Directions> Find the line containing "Extract the structured". Retype it and every line after it through the end of the entries, exactly as written, with nothing added.

Material for this task>
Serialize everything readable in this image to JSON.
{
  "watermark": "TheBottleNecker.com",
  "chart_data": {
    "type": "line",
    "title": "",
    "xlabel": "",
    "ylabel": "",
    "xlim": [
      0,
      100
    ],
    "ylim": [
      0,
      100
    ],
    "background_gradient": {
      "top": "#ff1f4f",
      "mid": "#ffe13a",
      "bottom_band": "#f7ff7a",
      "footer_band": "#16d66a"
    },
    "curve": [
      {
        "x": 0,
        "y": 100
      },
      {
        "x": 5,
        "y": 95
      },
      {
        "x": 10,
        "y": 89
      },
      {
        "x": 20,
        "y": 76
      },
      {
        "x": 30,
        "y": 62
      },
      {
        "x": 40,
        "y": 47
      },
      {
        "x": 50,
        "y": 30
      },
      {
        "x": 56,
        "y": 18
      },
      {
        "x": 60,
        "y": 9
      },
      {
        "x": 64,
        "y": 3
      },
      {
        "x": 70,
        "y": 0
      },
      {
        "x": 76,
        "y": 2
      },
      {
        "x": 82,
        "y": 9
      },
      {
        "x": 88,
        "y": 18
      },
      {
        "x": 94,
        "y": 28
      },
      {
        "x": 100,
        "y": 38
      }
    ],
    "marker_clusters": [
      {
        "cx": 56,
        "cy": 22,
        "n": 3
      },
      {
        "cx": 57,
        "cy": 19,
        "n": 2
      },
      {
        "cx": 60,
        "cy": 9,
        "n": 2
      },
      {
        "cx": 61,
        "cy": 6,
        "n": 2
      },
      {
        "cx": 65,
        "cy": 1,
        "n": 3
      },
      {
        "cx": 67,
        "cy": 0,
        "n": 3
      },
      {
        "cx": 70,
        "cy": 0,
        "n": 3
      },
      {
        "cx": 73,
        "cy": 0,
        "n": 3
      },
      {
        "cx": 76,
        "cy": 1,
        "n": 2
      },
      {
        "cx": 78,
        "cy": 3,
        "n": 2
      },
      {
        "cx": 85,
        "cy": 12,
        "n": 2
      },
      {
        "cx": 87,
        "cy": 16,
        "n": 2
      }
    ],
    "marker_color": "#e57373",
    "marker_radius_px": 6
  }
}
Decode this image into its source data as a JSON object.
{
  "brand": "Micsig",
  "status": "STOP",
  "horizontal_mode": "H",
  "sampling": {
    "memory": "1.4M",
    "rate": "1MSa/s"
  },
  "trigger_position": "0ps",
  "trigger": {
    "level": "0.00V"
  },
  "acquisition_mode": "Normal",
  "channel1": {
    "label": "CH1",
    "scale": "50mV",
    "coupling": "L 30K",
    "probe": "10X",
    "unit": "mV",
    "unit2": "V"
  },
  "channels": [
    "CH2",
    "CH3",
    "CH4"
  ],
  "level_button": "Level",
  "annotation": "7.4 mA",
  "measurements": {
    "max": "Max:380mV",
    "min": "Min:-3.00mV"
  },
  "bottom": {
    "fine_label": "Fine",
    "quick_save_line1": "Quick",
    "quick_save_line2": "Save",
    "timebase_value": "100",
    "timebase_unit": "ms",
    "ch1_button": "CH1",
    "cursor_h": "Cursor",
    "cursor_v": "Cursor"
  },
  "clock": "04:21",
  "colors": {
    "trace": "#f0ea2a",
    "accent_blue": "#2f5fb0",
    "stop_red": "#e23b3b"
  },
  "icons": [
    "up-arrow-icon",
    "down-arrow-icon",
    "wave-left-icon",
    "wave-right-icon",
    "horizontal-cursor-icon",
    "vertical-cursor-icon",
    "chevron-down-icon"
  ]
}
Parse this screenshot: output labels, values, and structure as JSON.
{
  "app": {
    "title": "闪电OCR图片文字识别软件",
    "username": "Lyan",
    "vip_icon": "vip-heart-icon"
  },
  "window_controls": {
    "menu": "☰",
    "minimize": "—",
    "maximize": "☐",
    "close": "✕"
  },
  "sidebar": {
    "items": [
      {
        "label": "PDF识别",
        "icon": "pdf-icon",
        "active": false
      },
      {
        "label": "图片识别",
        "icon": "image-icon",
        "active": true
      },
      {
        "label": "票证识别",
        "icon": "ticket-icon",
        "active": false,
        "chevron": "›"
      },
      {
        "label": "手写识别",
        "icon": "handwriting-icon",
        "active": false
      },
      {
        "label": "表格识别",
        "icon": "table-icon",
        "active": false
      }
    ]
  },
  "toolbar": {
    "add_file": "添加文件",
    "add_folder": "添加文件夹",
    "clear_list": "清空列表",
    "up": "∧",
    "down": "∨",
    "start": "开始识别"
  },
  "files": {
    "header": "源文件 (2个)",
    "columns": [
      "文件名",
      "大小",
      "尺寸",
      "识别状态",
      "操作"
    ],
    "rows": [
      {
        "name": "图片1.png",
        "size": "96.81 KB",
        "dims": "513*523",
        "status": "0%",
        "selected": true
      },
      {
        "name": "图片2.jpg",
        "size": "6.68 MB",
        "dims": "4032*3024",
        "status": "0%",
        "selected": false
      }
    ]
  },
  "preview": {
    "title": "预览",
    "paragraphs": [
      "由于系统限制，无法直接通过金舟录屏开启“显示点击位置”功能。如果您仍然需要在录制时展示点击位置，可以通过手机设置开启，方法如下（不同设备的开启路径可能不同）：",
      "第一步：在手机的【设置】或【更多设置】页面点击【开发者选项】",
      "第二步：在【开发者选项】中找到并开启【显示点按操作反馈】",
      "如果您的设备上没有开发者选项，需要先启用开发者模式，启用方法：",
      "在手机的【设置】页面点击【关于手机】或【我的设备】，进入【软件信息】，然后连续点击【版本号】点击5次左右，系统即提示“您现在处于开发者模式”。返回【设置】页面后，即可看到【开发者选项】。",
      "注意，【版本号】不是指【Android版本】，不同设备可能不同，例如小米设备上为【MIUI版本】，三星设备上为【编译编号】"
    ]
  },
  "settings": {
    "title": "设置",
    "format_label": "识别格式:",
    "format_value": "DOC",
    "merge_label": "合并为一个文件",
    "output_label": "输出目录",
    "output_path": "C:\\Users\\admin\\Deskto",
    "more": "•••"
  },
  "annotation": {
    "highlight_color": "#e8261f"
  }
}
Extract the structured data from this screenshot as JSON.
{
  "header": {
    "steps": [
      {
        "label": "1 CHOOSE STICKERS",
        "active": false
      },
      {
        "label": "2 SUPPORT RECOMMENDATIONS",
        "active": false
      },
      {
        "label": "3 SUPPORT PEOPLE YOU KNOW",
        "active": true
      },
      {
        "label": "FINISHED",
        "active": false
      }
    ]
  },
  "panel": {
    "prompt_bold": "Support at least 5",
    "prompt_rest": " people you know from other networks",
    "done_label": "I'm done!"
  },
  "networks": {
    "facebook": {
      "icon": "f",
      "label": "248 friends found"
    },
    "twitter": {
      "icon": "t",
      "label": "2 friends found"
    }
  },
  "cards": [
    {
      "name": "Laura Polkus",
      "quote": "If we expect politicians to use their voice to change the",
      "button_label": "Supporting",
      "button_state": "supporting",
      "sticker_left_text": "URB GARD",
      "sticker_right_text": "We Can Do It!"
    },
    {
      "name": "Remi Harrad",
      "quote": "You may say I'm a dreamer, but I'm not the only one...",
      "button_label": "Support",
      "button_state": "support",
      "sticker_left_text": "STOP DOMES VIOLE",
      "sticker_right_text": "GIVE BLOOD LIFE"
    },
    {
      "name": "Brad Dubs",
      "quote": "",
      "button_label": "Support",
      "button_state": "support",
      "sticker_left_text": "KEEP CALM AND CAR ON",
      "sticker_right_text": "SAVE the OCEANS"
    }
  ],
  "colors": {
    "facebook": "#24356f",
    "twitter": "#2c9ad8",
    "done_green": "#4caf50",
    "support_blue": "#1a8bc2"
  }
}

Task solution>
Extract the structured data from this screenshot as JSON.
{
  "header": {
    "steps": [
      {
        "label": "1 CHOOSE STICKERS",
        "active": false
      },
      {
        "label": "2 SUPPORT RECOMMENDATIONS",
        "active": false
      },
      {
        "label": "3 SUPPORT PEOPLE YOU KNOW",
        "active": true
      },
      {
        "label": "FINISHED",
        "active": false
      }
    ]
  },
  "panel": {
    "prompt_bold": "Support at least 5",
    "prompt_rest": " people you know from other networks",
    "done_label": "I'm done!"
  },
  "networks": {
    "facebook": {
      "icon": "f",
      "label": "248 friends found"
    },
    "twitter": {
      "icon": "t",
      "label": "2 friends found"
    }
  },
  "cards": [
    {
      "name": "Laura Polkus",
      "quote": "If we expect politicians to use their voice to change the",
      "button_label": "Supporting",
      "button_state": "supporting",
      "sticker_left_text": "URB GARD",
      "sticker_right_text": "We Can Do It!"
    },
    {
      "name": "Remi Harrad",
      "quote": "You may say I'm a dreamer, but I'm not the only one...",
      "button_label": "Support",
      "button_state": "support",
      "sticker_left_text": "STOP DOMES VIOLE",
      "sticker_right_text": "GIVE BLOOD LIFE"
    },
    {
      "name": "Brad Dubs",
      "quote": "",
      "button_label": "Support",
      "button_state": "support",
      "sticker_left_text": "KEEP CALM AND CAR ON",
      "sticker_right_text": "SAVE the OCEANS"
    }
  ],
  "colors": {
    "facebook": "#24356f",
    "twitter": "#2c9ad8",
    "done_green": "#4caf50",
    "support_blue": "#1a8bc2"
  }
}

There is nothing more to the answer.